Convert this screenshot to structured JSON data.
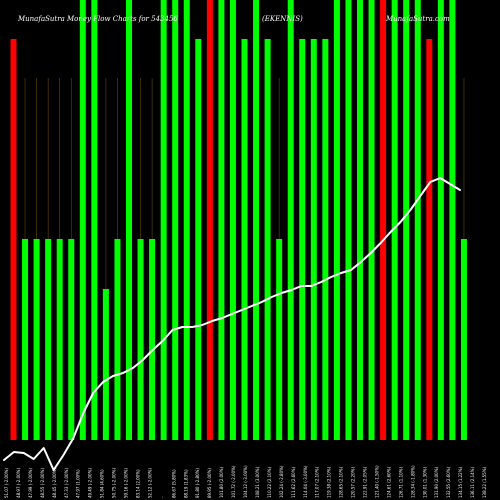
{
  "header": {
    "left": "MunafaSutra  Money Flow  Charts for 543456",
    "middle": "(EKENNIS)",
    "right": "MunafaSutra.com"
  },
  "chart_data": {
    "type": "bar",
    "title": "MunafaSutra  Money Flow  Charts for 543456",
    "colors": {
      "up": "#00ff00",
      "down": "#ff0000",
      "line": "#ffffff",
      "guide": "#b8860b",
      "background": "#000000"
    },
    "bars": [
      {
        "level": "high",
        "color": "down"
      },
      {
        "level": "mid",
        "color": "up"
      },
      {
        "level": "mid",
        "color": "up"
      },
      {
        "level": "mid",
        "color": "up"
      },
      {
        "level": "mid",
        "color": "up"
      },
      {
        "level": "mid",
        "color": "up"
      },
      {
        "level": "full",
        "color": "up"
      },
      {
        "level": "full",
        "color": "up"
      },
      {
        "level": "low",
        "color": "up"
      },
      {
        "level": "mid",
        "color": "up"
      },
      {
        "level": "full",
        "color": "up"
      },
      {
        "level": "mid",
        "color": "up"
      },
      {
        "level": "mid",
        "color": "up"
      },
      {
        "level": "full",
        "color": "up"
      },
      {
        "level": "full",
        "color": "up"
      },
      {
        "level": "full",
        "color": "up"
      },
      {
        "level": "high",
        "color": "up"
      },
      {
        "level": "full",
        "color": "down"
      },
      {
        "level": "full",
        "color": "up"
      },
      {
        "level": "full",
        "color": "up"
      },
      {
        "level": "high",
        "color": "up"
      },
      {
        "level": "full",
        "color": "up"
      },
      {
        "level": "high",
        "color": "up"
      },
      {
        "level": "mid",
        "color": "up"
      },
      {
        "level": "full",
        "color": "up"
      },
      {
        "level": "high",
        "color": "up"
      },
      {
        "level": "high",
        "color": "up"
      },
      {
        "level": "high",
        "color": "up"
      },
      {
        "level": "full",
        "color": "up"
      },
      {
        "level": "full",
        "color": "up"
      },
      {
        "level": "full",
        "color": "up"
      },
      {
        "level": "full",
        "color": "up"
      },
      {
        "level": "full",
        "color": "down"
      },
      {
        "level": "full",
        "color": "up"
      },
      {
        "level": "full",
        "color": "up"
      },
      {
        "level": "full",
        "color": "up"
      },
      {
        "level": "high",
        "color": "down"
      },
      {
        "level": "full",
        "color": "up"
      },
      {
        "level": "full",
        "color": "up"
      },
      {
        "level": "mid",
        "color": "up"
      }
    ],
    "line": [
      460,
      452,
      453,
      459,
      448,
      470,
      455,
      438,
      413,
      393,
      382,
      376,
      373,
      368,
      360,
      350,
      341,
      330,
      327,
      327,
      325,
      321,
      318,
      314,
      310,
      306,
      302,
      297,
      293,
      290,
      286,
      286,
      282,
      277,
      273,
      270,
      262,
      253,
      243,
      232,
      222,
      210,
      196,
      182,
      178,
      184,
      190
    ],
    "x_tick_labels": [
      "51.07 (-2.00%)",
      "48.97 (-2.00%)",
      "47.99 (-2.00%)",
      "48.55 (-2.00%)",
      "48.45 (-2.00%)",
      "47.33 (-2.00%)",
      "47.97 (1.00%)",
      "49.49 (-2.00%)",
      "51.84 (4.60%)",
      "50.75 (-2.00%)",
      "59.16 (-2.00%)",
      "83.14 (2.00%)",
      "52.12 (-2.00%)",
      "-",
      "86.67 (5.80%)",
      "88.19 (1.83%)",
      "91.80 (-2.80%)",
      "89.95 (-2.00%)",
      "101.80 (2.00%)",
      "101.72 (-2.00%)",
      "104.12 (-3.00%)",
      "108.21 (3.00%)",
      "110.22 (2.10%)",
      "102.24 (-2.80%)",
      "111.62 (2.60%)",
      "114.04 (-3.00%)",
      "117.07 (2.10%)",
      "119.38 (2.10%)",
      "128.65 (2.10%)",
      "120.57 (2.20%)",
      "122.91 (2.05%)",
      "121.40 (-1.50%)",
      "124.61 (2.60%)",
      "126.71 (1.10%)",
      "128.34 (-1.80%)",
      "130.01 (1.30%)",
      "131.90 (2.00%)",
      "132.55 (2.60%)",
      "134.15 (1.22%)",
      "136.11 (2.14%)",
      "138.22 (1.55%)"
    ]
  }
}
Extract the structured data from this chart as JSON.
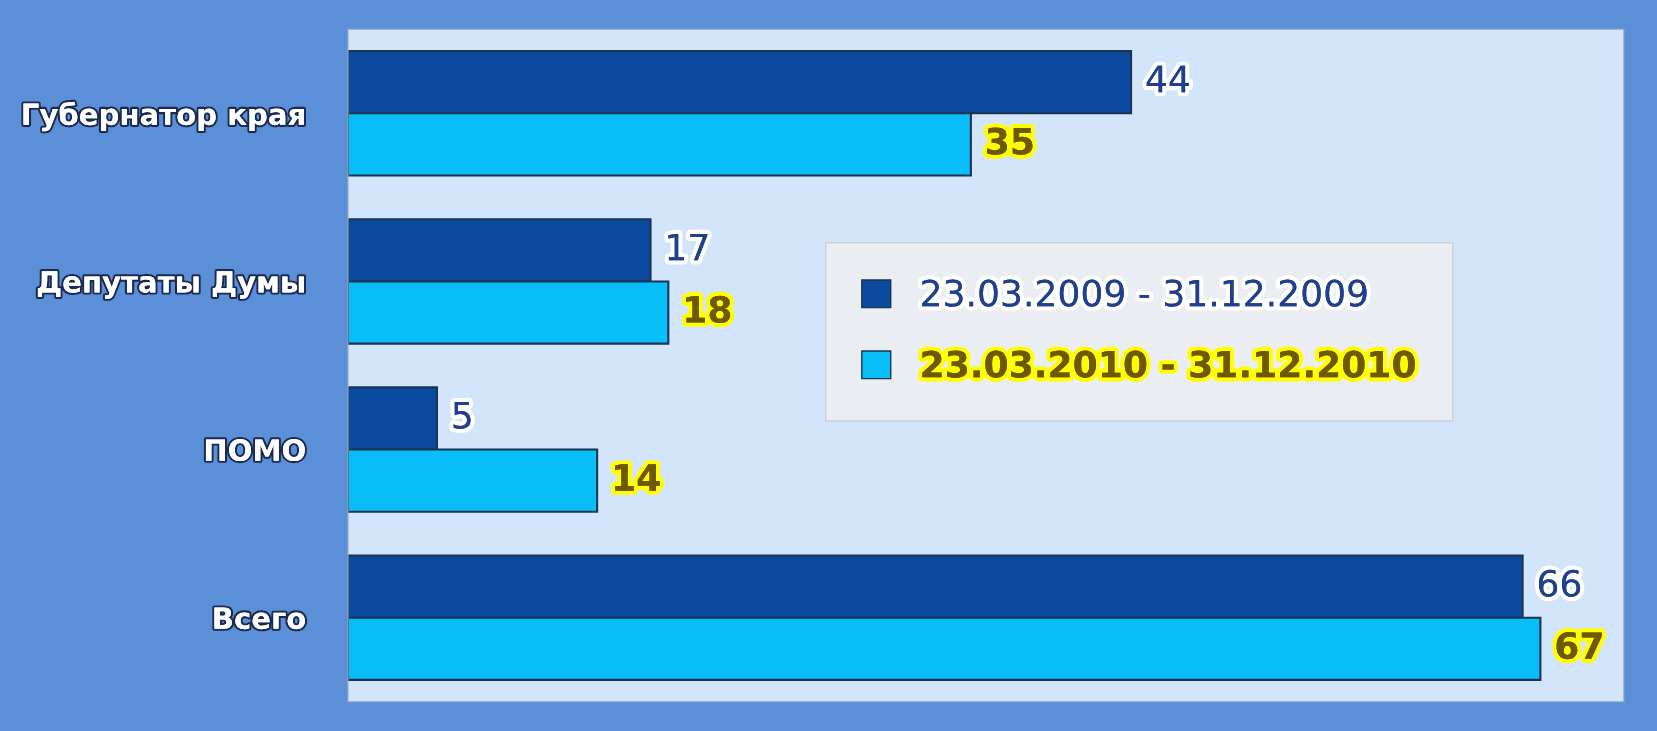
{
  "chart_data": {
    "type": "bar",
    "orientation": "horizontal",
    "categories": [
      "Губернатор края",
      "Депутаты Думы",
      "ПОМО",
      "Всего"
    ],
    "series": [
      {
        "name": "23.03.2009 - 31.12.2009",
        "color": "#0b4a9e",
        "values": [
          44,
          17,
          5,
          66
        ]
      },
      {
        "name": "23.03.2010 - 31.12.2010",
        "color": "#08bdf8",
        "values": [
          35,
          18,
          14,
          67
        ]
      }
    ],
    "data_labels": true,
    "legend": "right",
    "grid": false
  }
}
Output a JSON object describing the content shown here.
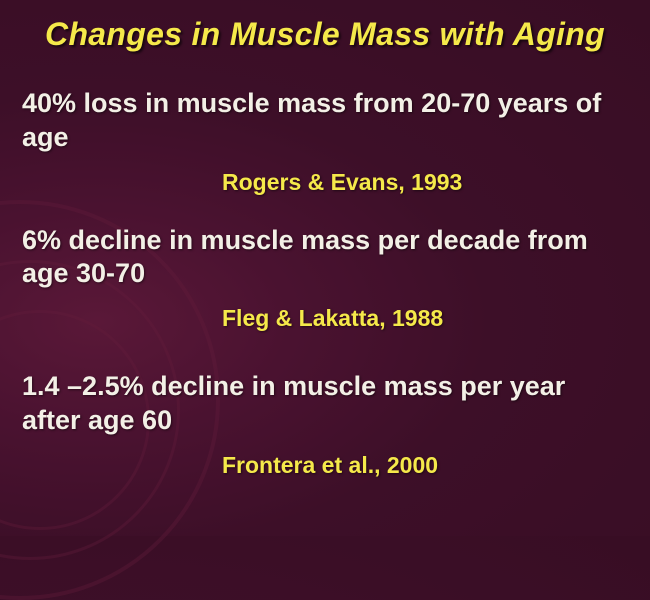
{
  "colors": {
    "title": "#f5e94a",
    "point": "#f3f0e6",
    "citation": "#f5e94a"
  },
  "title": "Changes in Muscle Mass with Aging",
  "bullets": [
    {
      "text": "40% loss in muscle mass from 20-70 years of age",
      "citation": "Rogers & Evans, 1993"
    },
    {
      "text": "6% decline in muscle mass per decade from age 30-70",
      "citation": "Fleg & Lakatta, 1988"
    },
    {
      "text": "1.4 –2.5% decline in muscle mass per year after age 60",
      "citation": "Frontera et al., 2000"
    }
  ]
}
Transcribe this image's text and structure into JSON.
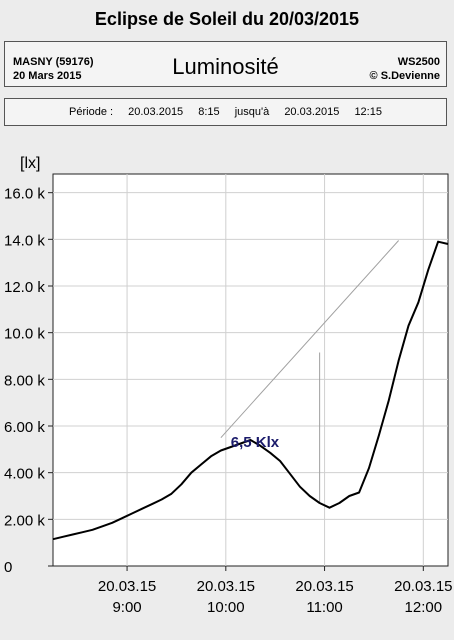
{
  "header": {
    "title": "Eclipse de Soleil du 20/03/2015",
    "station_name": "MASNY (59176)",
    "station_date": "20 Mars  2015",
    "measure": "Luminosité",
    "device": "WS2500",
    "author": "© S.Devienne"
  },
  "period": {
    "label": "Période :",
    "start_date": "20.03.2015",
    "start_time": "8:15",
    "until": "jusqu'à",
    "end_date": "20.03.2015",
    "end_time": "12:15"
  },
  "chart_data": {
    "type": "line",
    "title": "Eclipse de Soleil du 20/03/2015",
    "ylabel": "[lx]",
    "ylim": [
      0,
      16800
    ],
    "xlim": [
      8.25,
      12.25
    ],
    "y_ticks": [
      {
        "value": 0,
        "label": "0"
      },
      {
        "value": 2000,
        "label": "2.00 k"
      },
      {
        "value": 4000,
        "label": "4.00 k"
      },
      {
        "value": 6000,
        "label": "6.00 k"
      },
      {
        "value": 8000,
        "label": "8.00 k"
      },
      {
        "value": 10000,
        "label": "10.0 k"
      },
      {
        "value": 12000,
        "label": "12.0 k"
      },
      {
        "value": 14000,
        "label": "14.0 k"
      },
      {
        "value": 16000,
        "label": "16.0 k"
      }
    ],
    "x_ticks": [
      {
        "value": 9,
        "date": "20.03.15",
        "time": "9:00"
      },
      {
        "value": 10,
        "date": "20.03.15",
        "time": "10:00"
      },
      {
        "value": 11,
        "date": "20.03.15",
        "time": "11:00"
      },
      {
        "value": 12,
        "date": "20.03.15",
        "time": "12:00"
      }
    ],
    "grid": true,
    "series": [
      {
        "color": "#000000",
        "x": [
          8.25,
          8.35,
          8.45,
          8.55,
          8.65,
          8.75,
          8.85,
          8.95,
          9.05,
          9.15,
          9.25,
          9.35,
          9.45,
          9.55,
          9.65,
          9.75,
          9.85,
          9.95,
          10.05,
          10.15,
          10.25,
          10.35,
          10.45,
          10.55,
          10.65,
          10.75,
          10.85,
          10.95,
          11.05,
          11.15,
          11.25,
          11.35,
          11.45,
          11.55,
          11.65,
          11.75,
          11.85,
          11.95,
          12.05,
          12.15,
          12.25
        ],
        "y": [
          1150,
          1250,
          1350,
          1450,
          1550,
          1700,
          1850,
          2050,
          2250,
          2450,
          2650,
          2850,
          3100,
          3500,
          4000,
          4350,
          4700,
          4950,
          5100,
          5250,
          5400,
          5150,
          4850,
          4500,
          3950,
          3400,
          3000,
          2700,
          2500,
          2700,
          3000,
          3150,
          4200,
          5600,
          7100,
          8800,
          10300,
          11300,
          12700,
          13900,
          13800
        ]
      }
    ],
    "reference_line": {
      "x": [
        9.95,
        11.75
      ],
      "y": [
        5500,
        13950
      ],
      "color": "#a0a0a0"
    },
    "drop_marker": {
      "x": 10.95,
      "y_from": 2700,
      "y_to": 9150,
      "color": "#a0a0a0"
    },
    "annotation": {
      "text": "6,5 Klx",
      "x": 10.05,
      "y": 5100,
      "color": "#1b1b6b"
    }
  }
}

▶ _To do_:
Keep only those lines of the records that hold "Flow", and return them.

▶ _Correct answer_:
    "left": "MunafaSutra  Money Flow  Charts for 543456",
    "title": "MunafaSutra  Money Flow  Charts for 543456",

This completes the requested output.